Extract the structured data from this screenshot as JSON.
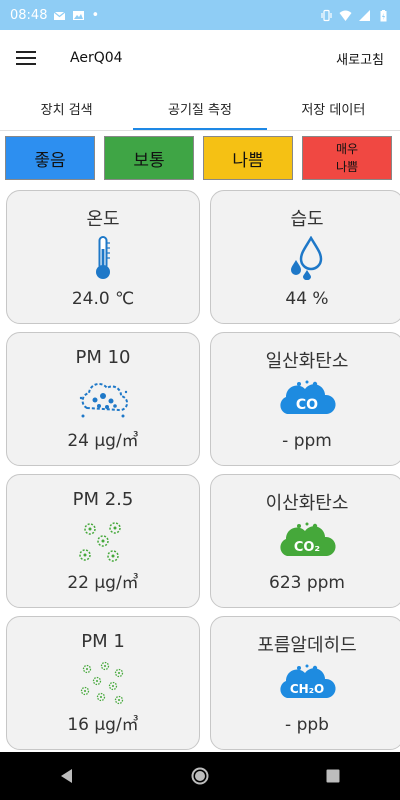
{
  "status_bar": {
    "time": "08:48",
    "dot": "•"
  },
  "app_bar": {
    "title": "AerQ04",
    "refresh_label": "새로고침"
  },
  "tabs": [
    {
      "label": "장치 검색",
      "active": false
    },
    {
      "label": "공기질 측정",
      "active": true
    },
    {
      "label": "저장 데이터",
      "active": false
    }
  ],
  "legend": [
    {
      "label": "좋음",
      "color": "#2d8ff0"
    },
    {
      "label": "보통",
      "color": "#3fa545"
    },
    {
      "label": "나쁨",
      "color": "#f5c114"
    },
    {
      "label": "매우\n나쁨",
      "color": "#f04842"
    }
  ],
  "cards": {
    "temperature": {
      "label": "온도",
      "value": "24.0 ℃",
      "icon": "thermometer-icon"
    },
    "humidity": {
      "label": "습도",
      "value": "44 %",
      "icon": "water-drops-icon"
    },
    "pm10": {
      "label": "PM 10",
      "value": "24 µg/㎥",
      "icon": "dust-cloud-icon"
    },
    "co": {
      "label": "일산화탄소",
      "value": "- ppm",
      "icon": "co-cloud-icon",
      "icon_text": "CO"
    },
    "pm25": {
      "label": "PM 2.5",
      "value": "22 µg/㎥",
      "icon": "fine-dust-icon"
    },
    "co2": {
      "label": "이산화탄소",
      "value": "623 ppm",
      "icon": "co2-cloud-icon",
      "icon_text": "CO₂"
    },
    "pm1": {
      "label": "PM 1",
      "value": "16 µg/㎥",
      "icon": "ultrafine-dust-icon"
    },
    "ch2o": {
      "label": "포름알데히드",
      "value": "- ppb",
      "icon": "ch2o-cloud-icon",
      "icon_text": "CH₂O"
    }
  },
  "colors": {
    "status_bar": "#8fcdf5",
    "accent": "#1e88e5",
    "cloud_blue": "#1e8be0",
    "cloud_green": "#45a83a"
  }
}
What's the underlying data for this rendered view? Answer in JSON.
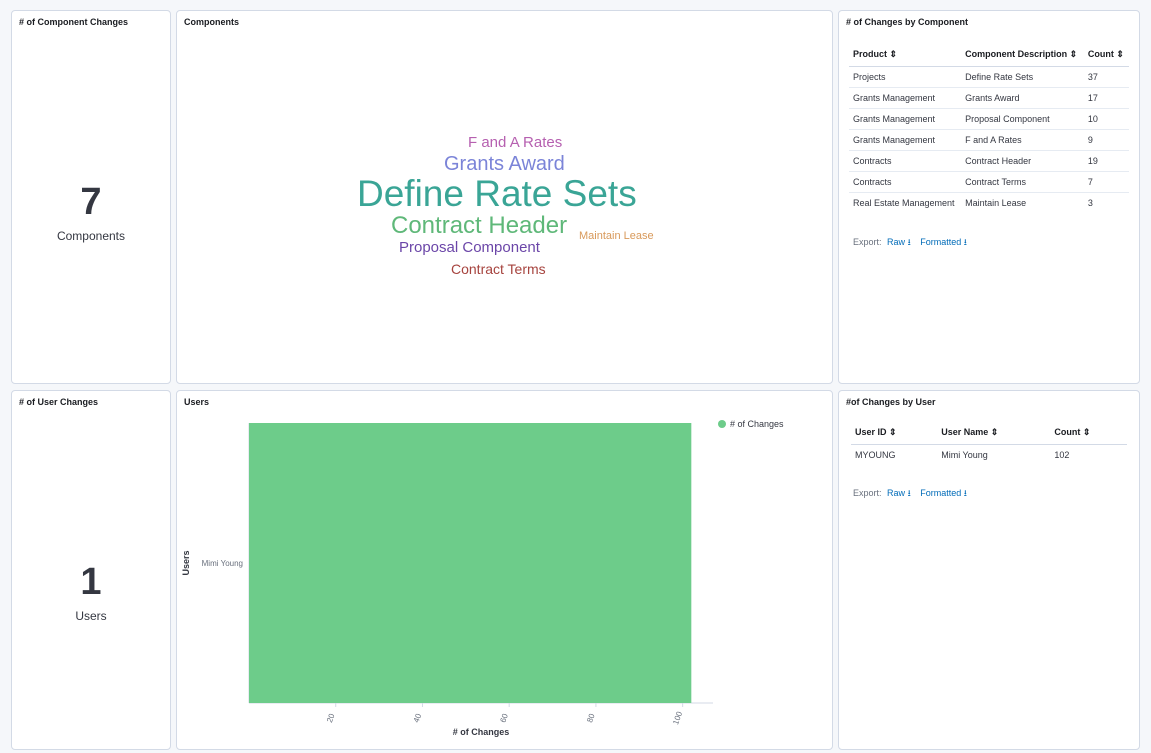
{
  "panels": {
    "component_changes": {
      "title": "# of Component Changes",
      "value": "7",
      "label": "Components"
    },
    "components": {
      "title": "Components",
      "words": [
        {
          "text": "F and A Rates",
          "color": "#b660b0"
        },
        {
          "text": "Grants Award",
          "color": "#7b84d8"
        },
        {
          "text": "Define Rate Sets",
          "color": "#3aa596"
        },
        {
          "text": "Contract Header",
          "color": "#5fb879"
        },
        {
          "text": "Maintain Lease",
          "color": "#d8995a"
        },
        {
          "text": "Proposal Component",
          "color": "#6b46a8"
        },
        {
          "text": "Contract Terms",
          "color": "#a6433e"
        }
      ]
    },
    "changes_by_component": {
      "title": "# of Changes by Component",
      "columns": [
        "Product ⇕",
        "Component Description ⇕",
        "Count ⇕"
      ],
      "rows": [
        [
          "Projects",
          "Define Rate Sets",
          "37"
        ],
        [
          "Grants Management",
          "Grants Award",
          "17"
        ],
        [
          "Grants Management",
          "Proposal Component",
          "10"
        ],
        [
          "Grants Management",
          "F and A Rates",
          "9"
        ],
        [
          "Contracts",
          "Contract Header",
          "19"
        ],
        [
          "Contracts",
          "Contract Terms",
          "7"
        ],
        [
          "Real Estate Management",
          "Maintain Lease",
          "3"
        ]
      ],
      "export_label": "Export:",
      "raw_label": "Raw",
      "formatted_label": "Formatted"
    },
    "user_changes": {
      "title": "# of User Changes",
      "value": "1",
      "label": "Users"
    },
    "users": {
      "title": "Users"
    },
    "changes_by_user": {
      "title": "#of Changes by User",
      "columns": [
        "User ID ⇕",
        "User Name ⇕",
        "Count ⇕"
      ],
      "rows": [
        [
          "MYOUNG",
          "Mimi Young",
          "102"
        ]
      ],
      "export_label": "Export:",
      "raw_label": "Raw",
      "formatted_label": "Formatted"
    }
  },
  "chart_data": {
    "type": "bar",
    "orientation": "horizontal",
    "categories": [
      "Mimi Young"
    ],
    "series": [
      {
        "name": "# of Changes",
        "values": [
          102
        ],
        "color": "#6dcc8a"
      }
    ],
    "xlabel": "# of Changes",
    "ylabel": "Users",
    "xticks": [
      20,
      40,
      60,
      80,
      100
    ],
    "xlim": [
      0,
      107
    ],
    "legend": "top-right"
  }
}
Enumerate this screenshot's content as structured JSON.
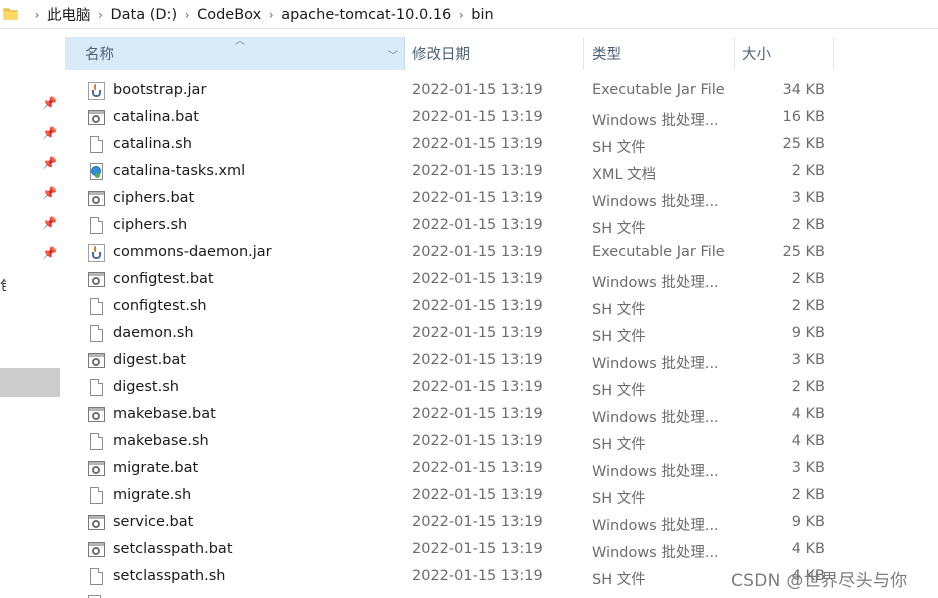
{
  "breadcrumb": {
    "items": [
      "此电脑",
      "Data (D:)",
      "CodeBox",
      "apache-tomcat-10.0.16",
      "bin"
    ],
    "separator": "›"
  },
  "columns": {
    "name": "名称",
    "date": "修改日期",
    "type": "类型",
    "size": "大小"
  },
  "nav": {
    "pins": 6,
    "fragment": "包"
  },
  "files": [
    {
      "name": "bootstrap.jar",
      "date": "2022-01-15 13:19",
      "type": "Executable Jar File",
      "size": "34 KB",
      "icon": "jar-icon"
    },
    {
      "name": "catalina.bat",
      "date": "2022-01-15 13:19",
      "type": "Windows 批处理...",
      "size": "16 KB",
      "icon": "bat-icon"
    },
    {
      "name": "catalina.sh",
      "date": "2022-01-15 13:19",
      "type": "SH 文件",
      "size": "25 KB",
      "icon": "file-icon"
    },
    {
      "name": "catalina-tasks.xml",
      "date": "2022-01-15 13:19",
      "type": "XML 文档",
      "size": "2 KB",
      "icon": "xml-icon"
    },
    {
      "name": "ciphers.bat",
      "date": "2022-01-15 13:19",
      "type": "Windows 批处理...",
      "size": "3 KB",
      "icon": "bat-icon"
    },
    {
      "name": "ciphers.sh",
      "date": "2022-01-15 13:19",
      "type": "SH 文件",
      "size": "2 KB",
      "icon": "file-icon"
    },
    {
      "name": "commons-daemon.jar",
      "date": "2022-01-15 13:19",
      "type": "Executable Jar File",
      "size": "25 KB",
      "icon": "jar-icon"
    },
    {
      "name": "configtest.bat",
      "date": "2022-01-15 13:19",
      "type": "Windows 批处理...",
      "size": "2 KB",
      "icon": "bat-icon"
    },
    {
      "name": "configtest.sh",
      "date": "2022-01-15 13:19",
      "type": "SH 文件",
      "size": "2 KB",
      "icon": "file-icon"
    },
    {
      "name": "daemon.sh",
      "date": "2022-01-15 13:19",
      "type": "SH 文件",
      "size": "9 KB",
      "icon": "file-icon"
    },
    {
      "name": "digest.bat",
      "date": "2022-01-15 13:19",
      "type": "Windows 批处理...",
      "size": "3 KB",
      "icon": "bat-icon"
    },
    {
      "name": "digest.sh",
      "date": "2022-01-15 13:19",
      "type": "SH 文件",
      "size": "2 KB",
      "icon": "file-icon"
    },
    {
      "name": "makebase.bat",
      "date": "2022-01-15 13:19",
      "type": "Windows 批处理...",
      "size": "4 KB",
      "icon": "bat-icon"
    },
    {
      "name": "makebase.sh",
      "date": "2022-01-15 13:19",
      "type": "SH 文件",
      "size": "4 KB",
      "icon": "file-icon"
    },
    {
      "name": "migrate.bat",
      "date": "2022-01-15 13:19",
      "type": "Windows 批处理...",
      "size": "3 KB",
      "icon": "bat-icon"
    },
    {
      "name": "migrate.sh",
      "date": "2022-01-15 13:19",
      "type": "SH 文件",
      "size": "2 KB",
      "icon": "file-icon"
    },
    {
      "name": "service.bat",
      "date": "2022-01-15 13:19",
      "type": "Windows 批处理...",
      "size": "9 KB",
      "icon": "bat-icon"
    },
    {
      "name": "setclasspath.bat",
      "date": "2022-01-15 13:19",
      "type": "Windows 批处理...",
      "size": "4 KB",
      "icon": "bat-icon"
    },
    {
      "name": "setclasspath.sh",
      "date": "2022-01-15 13:19",
      "type": "SH 文件",
      "size": "4 KB",
      "icon": "file-icon"
    }
  ],
  "watermark": "CSDN @世界尽头与你"
}
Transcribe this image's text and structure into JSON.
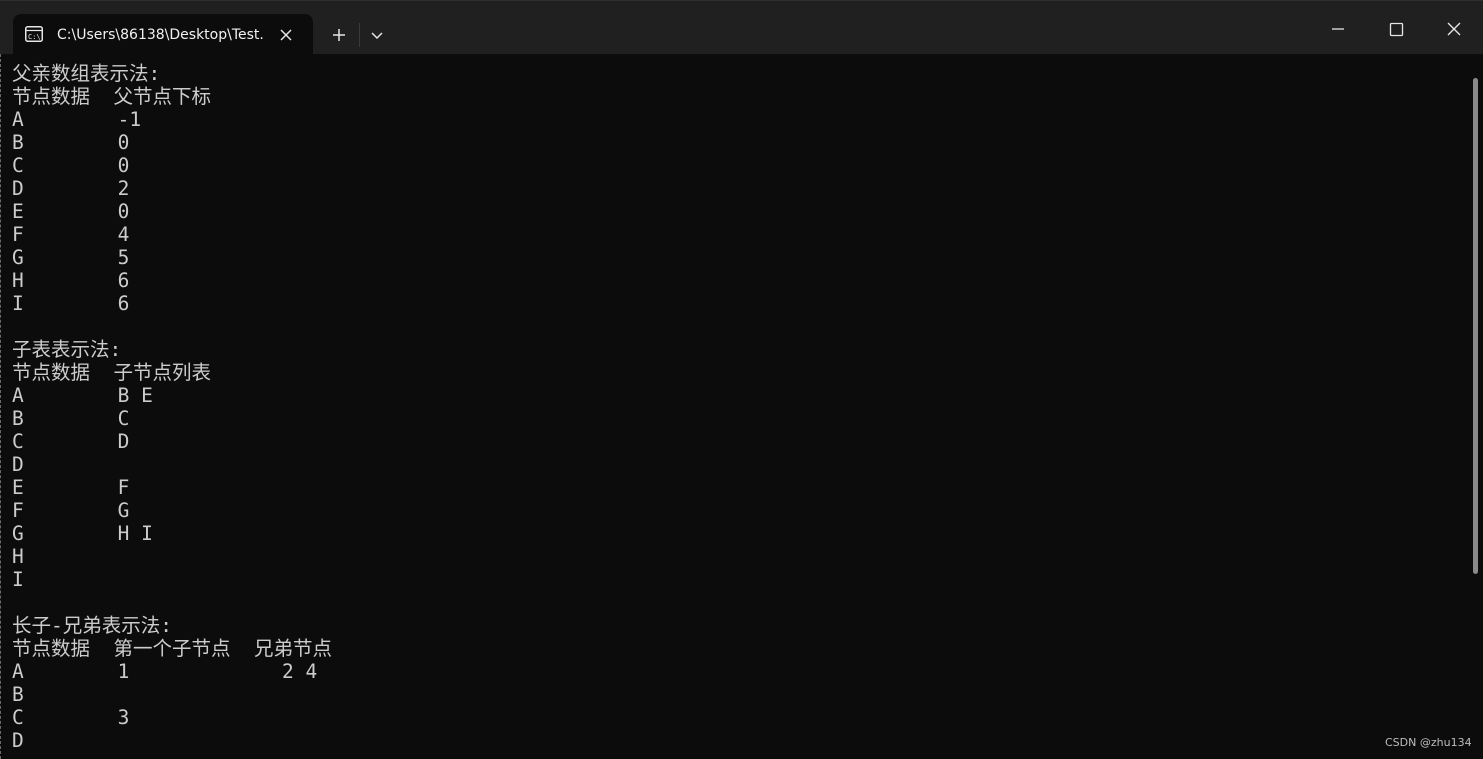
{
  "window": {
    "tab_title": "C:\\Users\\86138\\Desktop\\Test.",
    "icons": {
      "tab": "terminal-icon",
      "close_tab": "close-icon",
      "new_tab": "plus-icon",
      "dropdown": "chevron-down-icon",
      "minimize": "minimize-icon",
      "maximize": "maximize-icon",
      "close_window": "close-icon"
    }
  },
  "terminal": {
    "lines": [
      "父亲数组表示法:",
      "节点数据  父节点下标",
      "A        -1",
      "B        0",
      "C        0",
      "D        2",
      "E        0",
      "F        4",
      "G        5",
      "H        6",
      "I        6",
      "",
      "子表表示法:",
      "节点数据  子节点列表",
      "A        B E",
      "B        C",
      "C        D",
      "D",
      "E        F",
      "F        G",
      "G        H I",
      "H",
      "I",
      "",
      "长子-兄弟表示法:",
      "节点数据  第一个子节点  兄弟节点",
      "A        1             2 4",
      "B",
      "C        3",
      "D"
    ]
  },
  "watermark": "CSDN @zhu134",
  "colors": {
    "terminal_bg": "#0c0c0c",
    "titlebar_bg": "#202020",
    "text": "#cccccc"
  }
}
────────────────────────────────────────
Among the lines above, how many contain the string "节点数据"? State the number alone.

● **In response**:
3